(Dataset items)
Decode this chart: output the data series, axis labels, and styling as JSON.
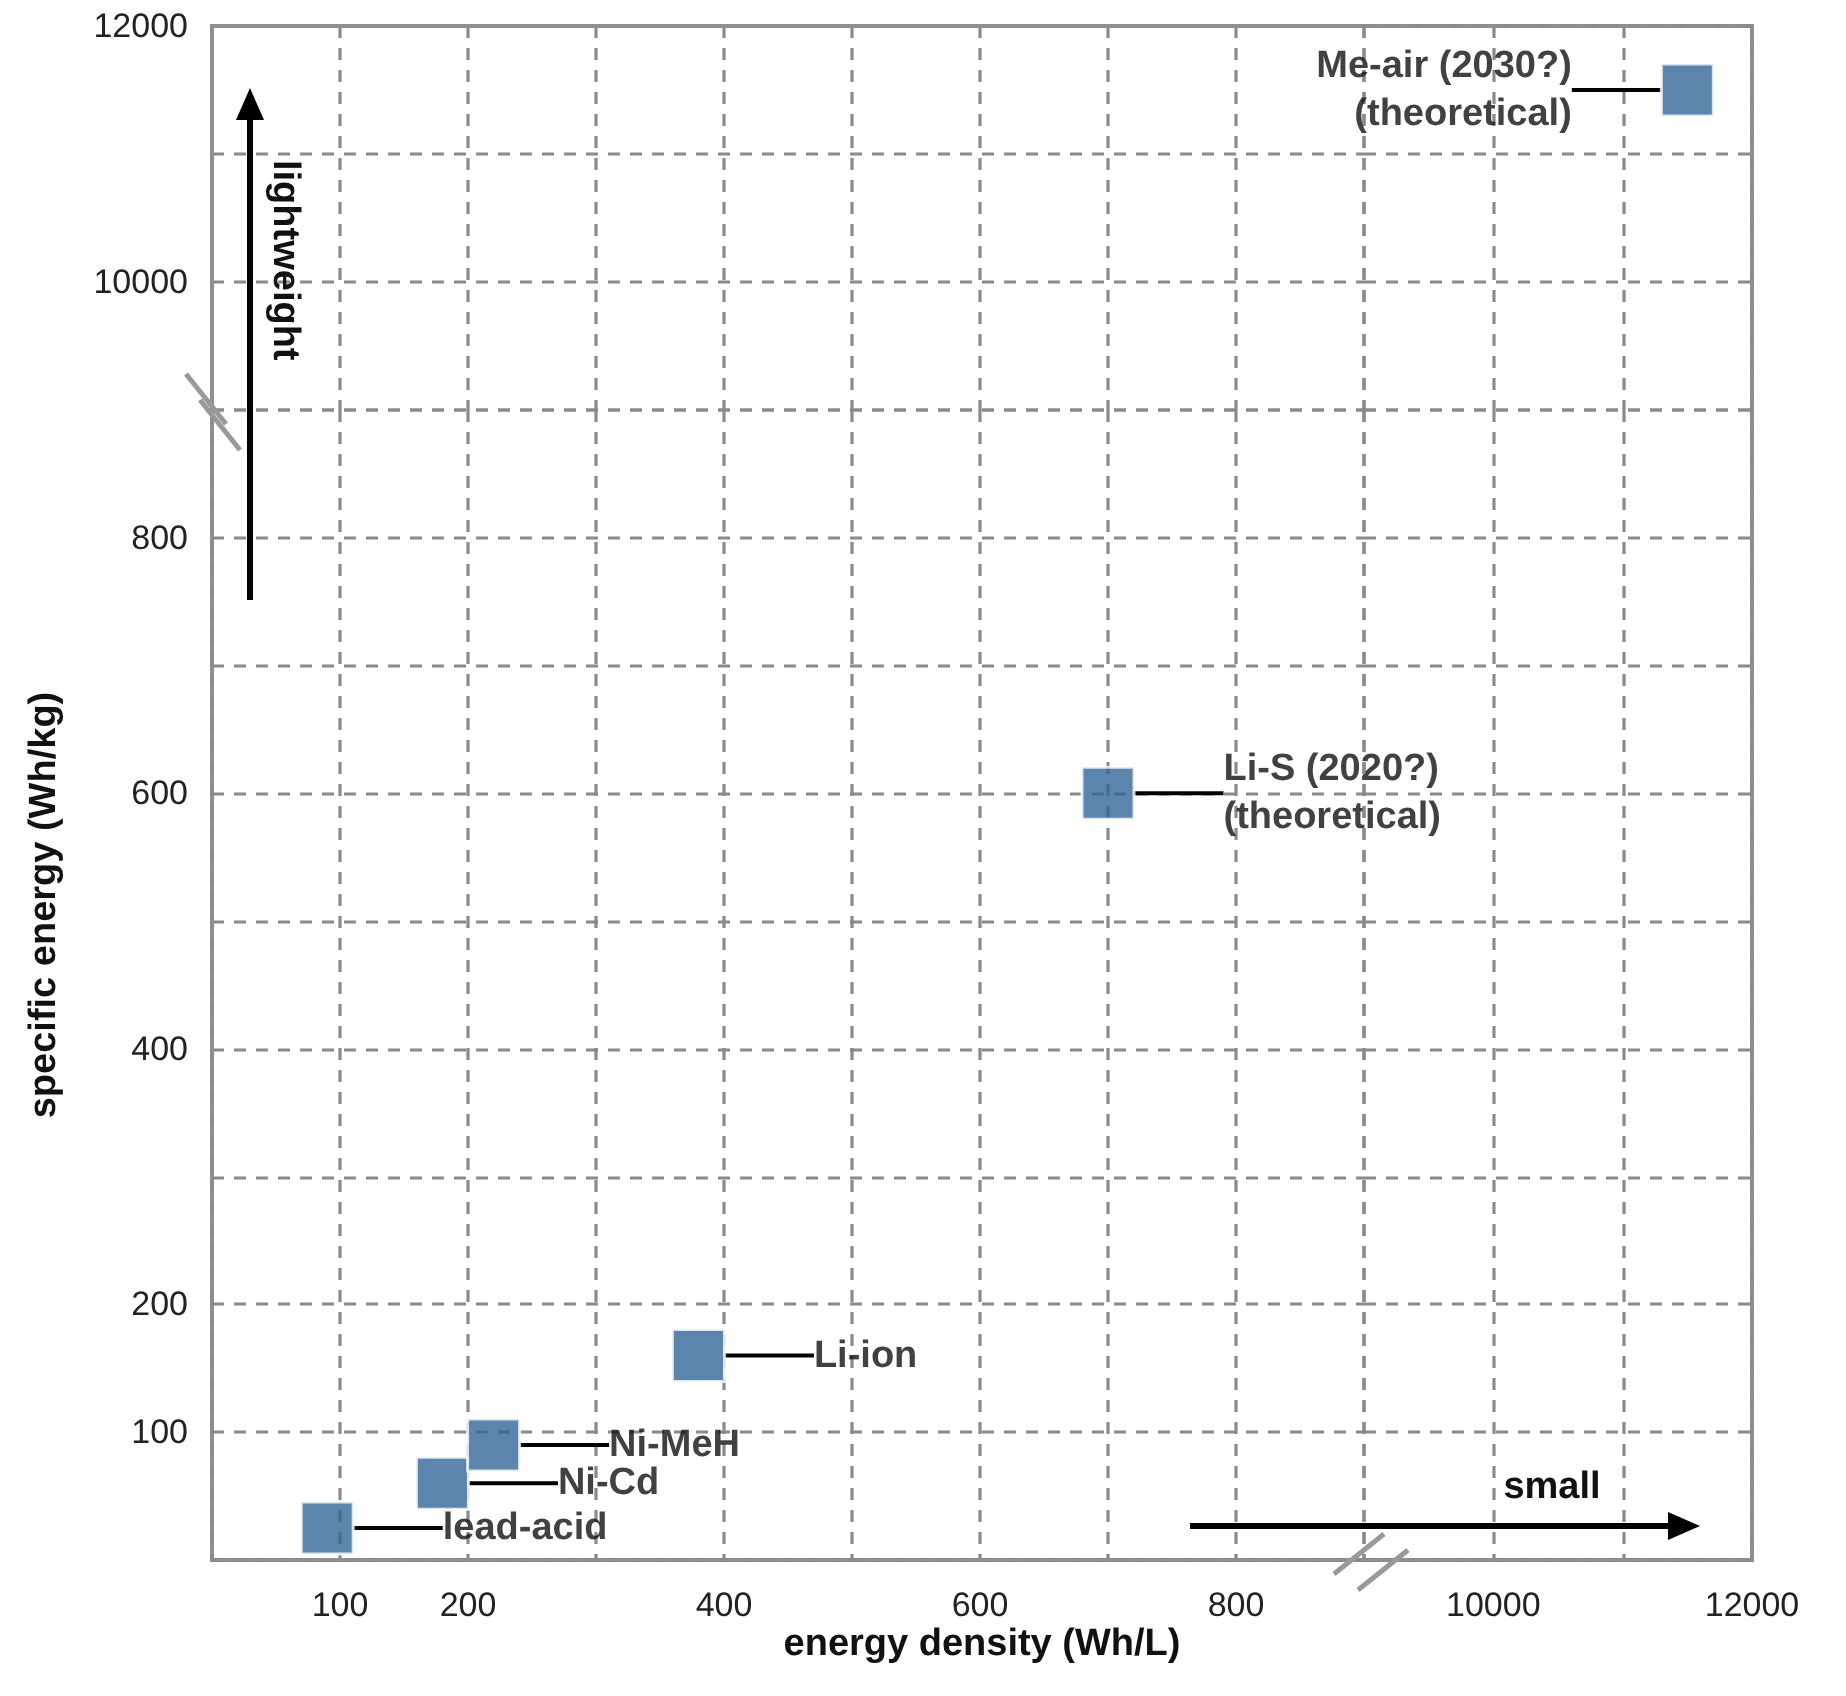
{
  "chart_data": [
    {
      "type": "scatter",
      "xlim": [
        0,
        900
      ],
      "ylim": [
        9000,
        12000
      ],
      "yticks": [
        {
          "value": 9000,
          "label": null
        },
        10000,
        {
          "value": 11000,
          "label": null
        },
        12000
      ],
      "tick_labels": "y",
      "grid": true,
      "annotations": [
        "lightweight"
      ]
    },
    {
      "type": "scatter",
      "xlim": [
        9000,
        12000
      ],
      "ylim": [
        9000,
        12000
      ],
      "tick_labels": false,
      "grid": true,
      "marker": "square",
      "series": [
        {
          "name": "Me-air (2030?)\n(theoretical)",
          "color": "#33679a",
          "x": [
            11500
          ],
          "values": [
            11500
          ]
        }
      ]
    },
    {
      "type": "scatter",
      "xlim": [
        0,
        900
      ],
      "ylim": [
        0,
        900
      ],
      "xticks": [
        100,
        200,
        {
          "value": 300,
          "label": null
        },
        400,
        {
          "value": 500,
          "label": null
        },
        600,
        {
          "value": 700,
          "label": null
        },
        800
      ],
      "yticks": [
        100,
        200,
        {
          "value": 300,
          "label": null
        },
        400,
        {
          "value": 500,
          "label": null
        },
        600,
        {
          "value": 700,
          "label": null
        },
        800
      ],
      "grid": true,
      "marker": "square",
      "xlabel": "energy density (Wh/L)",
      "ylabel": "specific energy (Wh/kg)",
      "series": [
        {
          "name": "lead-acid",
          "color": "#33679a",
          "x": [
            90
          ],
          "values": [
            25
          ]
        },
        {
          "name": "Ni-Cd",
          "color": "#33679a",
          "x": [
            180
          ],
          "values": [
            60
          ]
        },
        {
          "name": "Ni-MeH",
          "color": "#33679a",
          "x": [
            220
          ],
          "values": [
            90
          ]
        },
        {
          "name": "Li-ion",
          "color": "#33679a",
          "x": [
            380
          ],
          "values": [
            160
          ]
        },
        {
          "name": "Li-S (2020?)\n(theoretical)",
          "color": "#33679a",
          "x": [
            700
          ],
          "values": [
            600
          ]
        }
      ]
    },
    {
      "type": "scatter",
      "xlim": [
        9000,
        12000
      ],
      "ylim": [
        0,
        900
      ],
      "xticks": [
        {
          "value": 9000,
          "label": null
        },
        10000,
        {
          "value": 11000,
          "label": null
        },
        12000
      ],
      "tick_labels": "x",
      "grid": true,
      "annotations": [
        "small"
      ]
    }
  ]
}
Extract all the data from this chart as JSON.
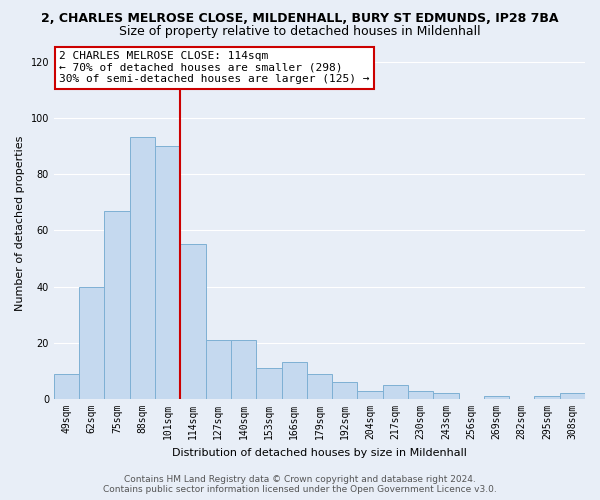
{
  "title_line1": "2, CHARLES MELROSE CLOSE, MILDENHALL, BURY ST EDMUNDS, IP28 7BA",
  "title_line2": "Size of property relative to detached houses in Mildenhall",
  "xlabel": "Distribution of detached houses by size in Mildenhall",
  "ylabel": "Number of detached properties",
  "bar_labels": [
    "49sqm",
    "62sqm",
    "75sqm",
    "88sqm",
    "101sqm",
    "114sqm",
    "127sqm",
    "140sqm",
    "153sqm",
    "166sqm",
    "179sqm",
    "192sqm",
    "204sqm",
    "217sqm",
    "230sqm",
    "243sqm",
    "256sqm",
    "269sqm",
    "282sqm",
    "295sqm",
    "308sqm"
  ],
  "bar_values": [
    9,
    40,
    67,
    93,
    90,
    55,
    21,
    21,
    11,
    13,
    9,
    6,
    3,
    5,
    3,
    2,
    0,
    1,
    0,
    1,
    2
  ],
  "bar_color": "#c5d9ef",
  "bar_edge_color": "#7eb0d4",
  "highlight_index": 5,
  "highlight_line_color": "#cc0000",
  "ylim": [
    0,
    125
  ],
  "yticks": [
    0,
    20,
    40,
    60,
    80,
    100,
    120
  ],
  "annotation_title": "2 CHARLES MELROSE CLOSE: 114sqm",
  "annotation_line1": "← 70% of detached houses are smaller (298)",
  "annotation_line2": "30% of semi-detached houses are larger (125) →",
  "annotation_box_color": "#ffffff",
  "annotation_box_edge_color": "#cc0000",
  "footer_line1": "Contains HM Land Registry data © Crown copyright and database right 2024.",
  "footer_line2": "Contains public sector information licensed under the Open Government Licence v3.0.",
  "bg_color": "#e8eef7",
  "plot_bg_color": "#e8eef7",
  "grid_color": "#ffffff",
  "title_fontsize": 9,
  "subtitle_fontsize": 9,
  "axis_label_fontsize": 8,
  "tick_fontsize": 7,
  "annotation_fontsize": 8,
  "footer_fontsize": 6.5
}
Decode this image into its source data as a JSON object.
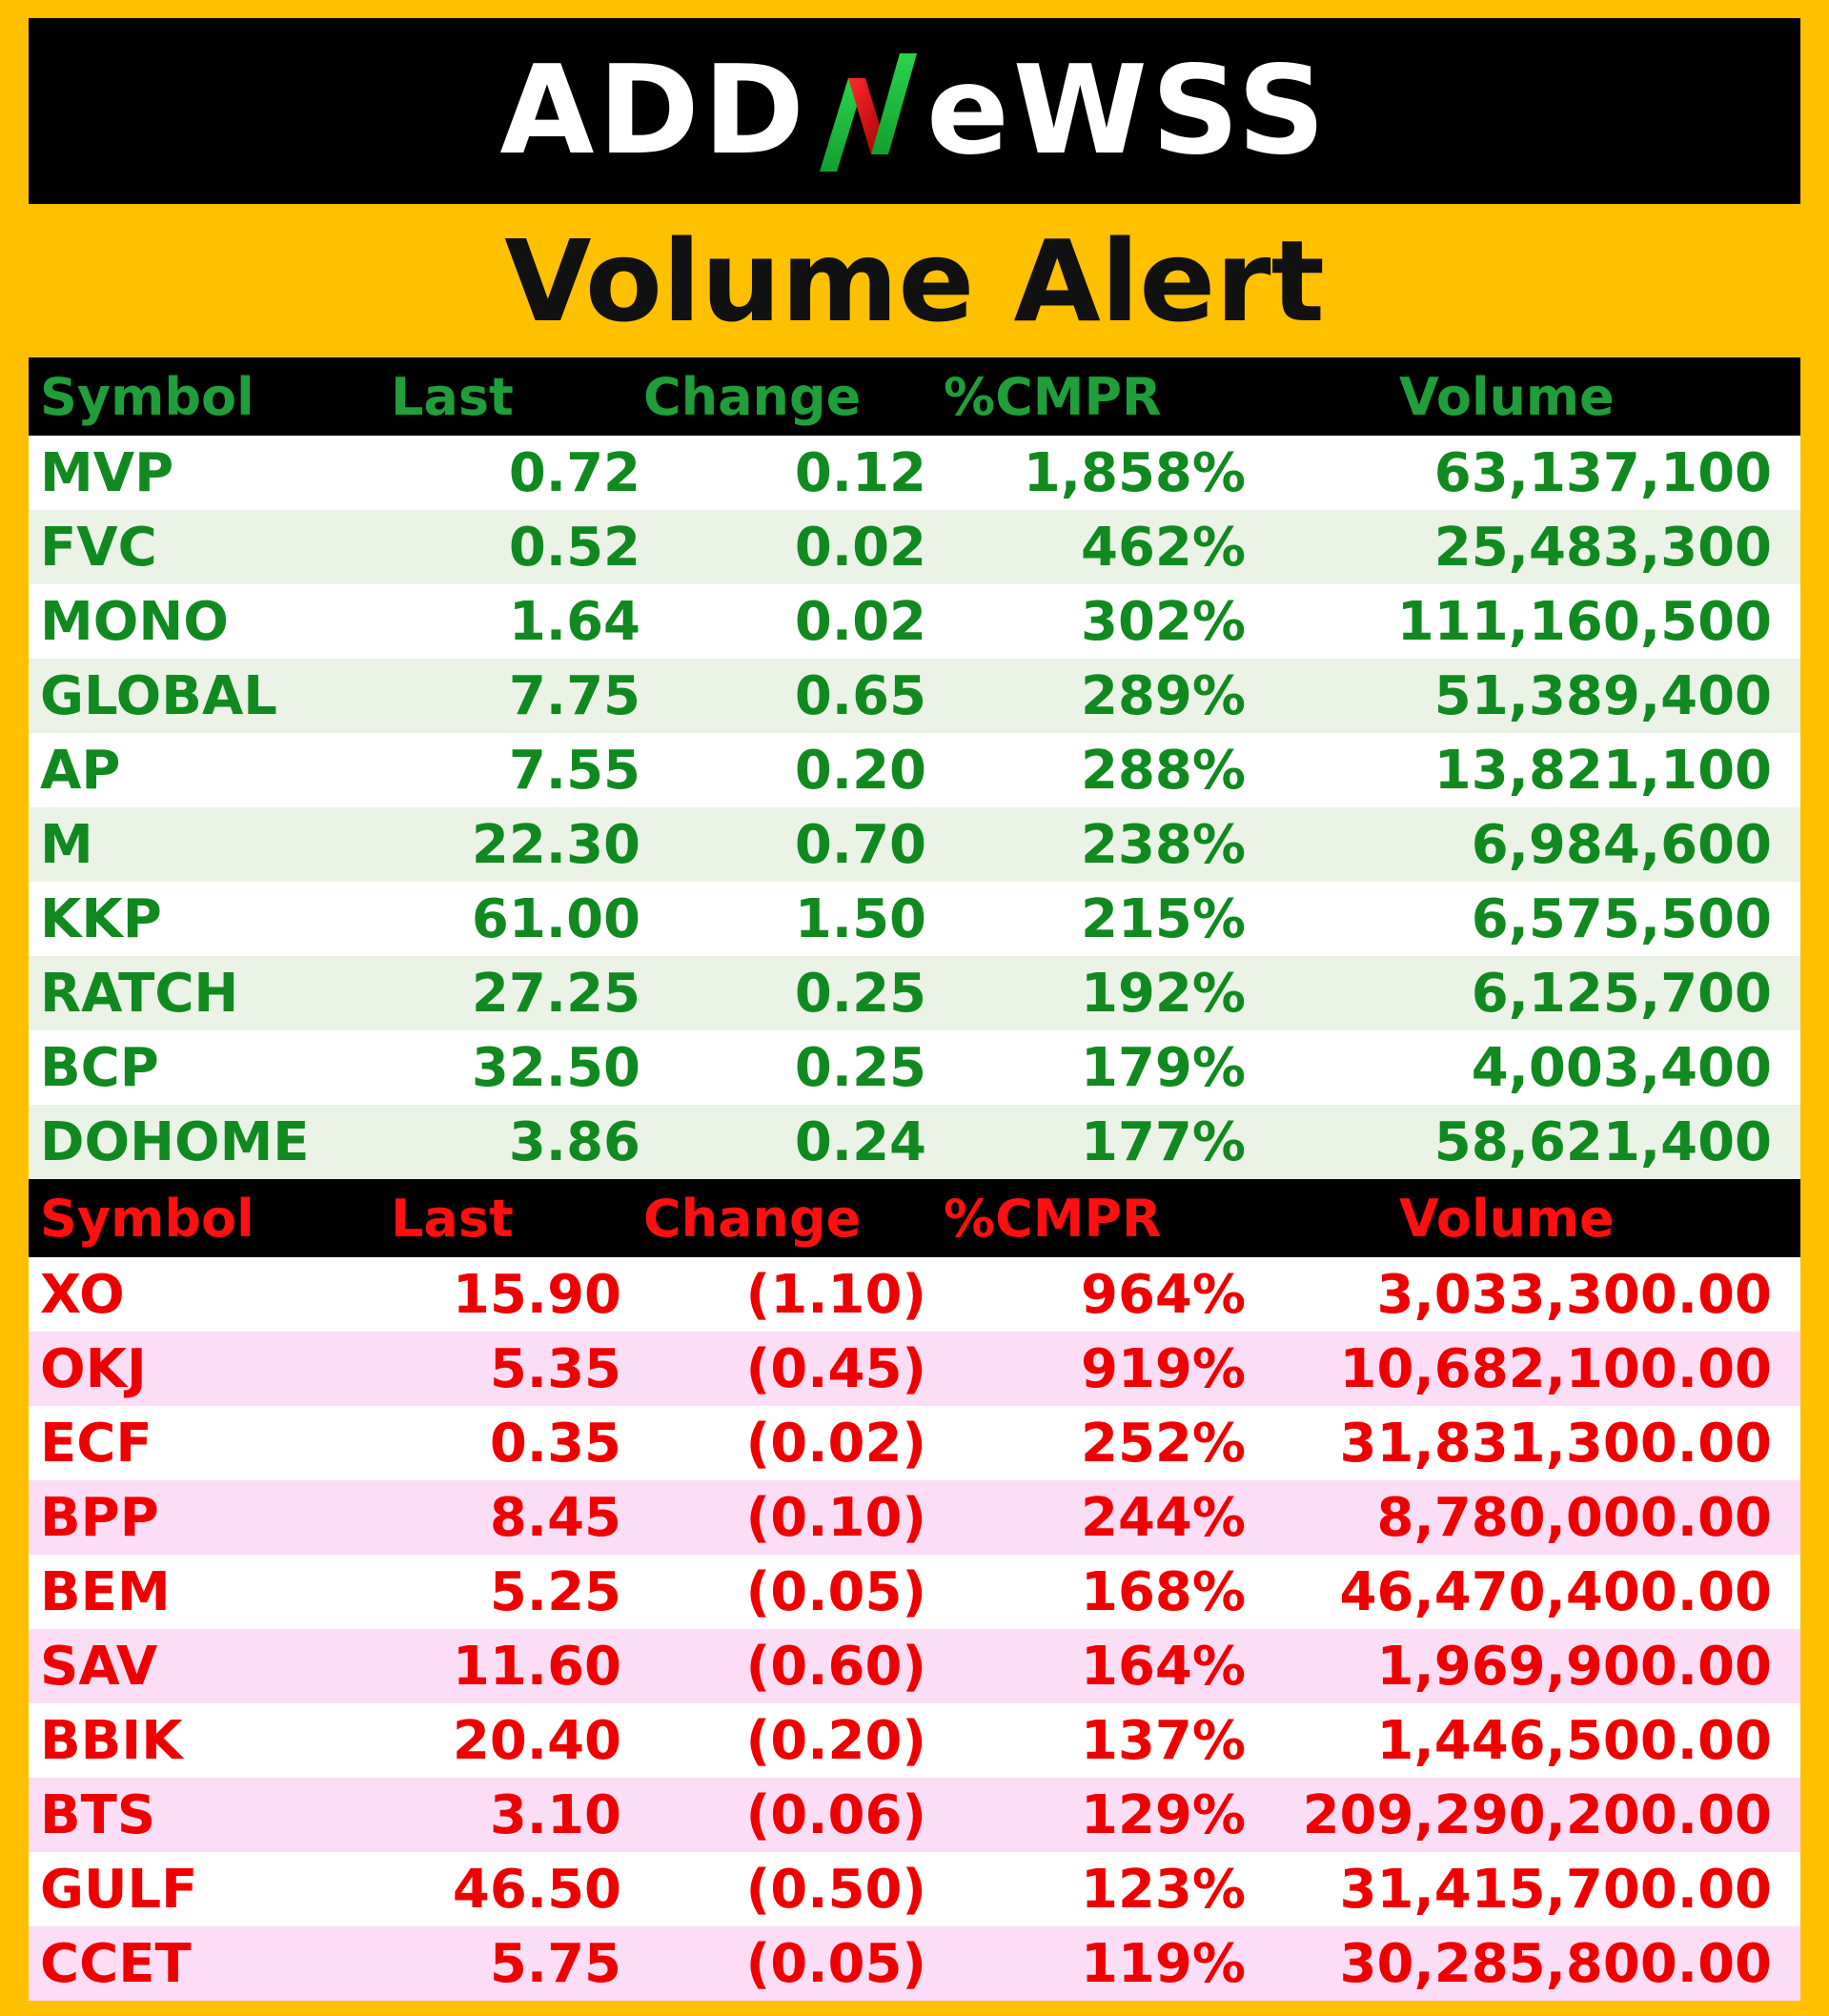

### Goal
Each line that has the word "name" should be copied.

### Correct result
          "name": "Me-air (2030?)\n(theoretical)",
          "name": "lead-acid",
          "name": "Ni-Cd",
          "name": "Ni-MeH",
          "name": "Li-ion",
          "name": "Li-S (2020?)\n(theoretical)",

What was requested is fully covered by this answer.